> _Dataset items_

+++

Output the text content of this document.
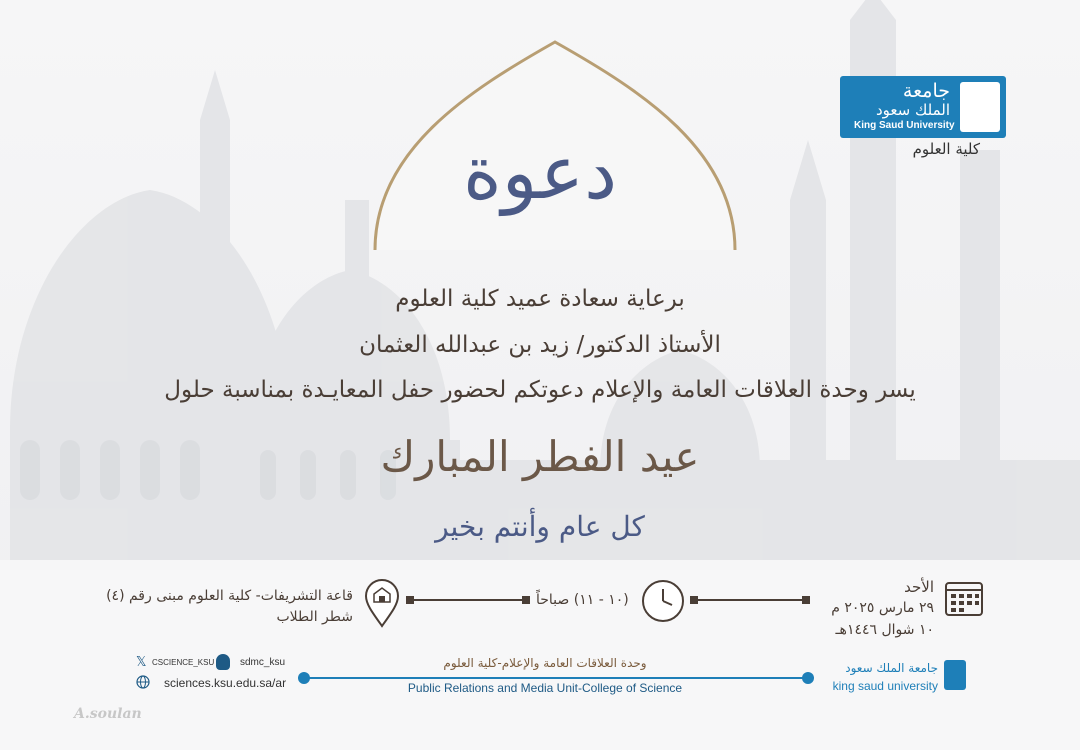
جامعة
الملك سعود
King Saud University
كلية العلوم
دعوة
برعاية سعادة عميد كلية العلوم
الأستاذ الدكتور/ زيد بن عبدالله العثمان
يسر وحدة العلاقات العامة والإعلام دعوتكم لحضور حفل المعايـدة بمناسبة حلول
عيد الفطر المبارك
كل عام وأنتم بخير
الأحد
٢٩ مارس ٢٠٢٥ م
١٠ شوال ١٤٤٦هـ
(١٠ - ١١) صباحاً
قاعة التشريفات- كلية العلوم مبنى رقم (٤)
شطر الطلاب
وحدة العلاقات العامة والإعلام-كلية العلوم
Public Relations and Media Unit-College of Science
جامعة الملك سعود
king saud university
𝕏 CSCIENCE_KSU	sdmc_ksu
sciences.ksu.edu.sa/ar
A.soulan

+++

> _SHORT PROBLEM_
Select every line of the records holding the string "العلوم".

> _EXERCISE SOLUTION_
كلية العلوم
برعاية سعادة عميد كلية العلوم
قاعة التشريفات- كلية العلوم مبنى رقم (٤)
وحدة العلاقات العامة والإعلام-كلية العلوم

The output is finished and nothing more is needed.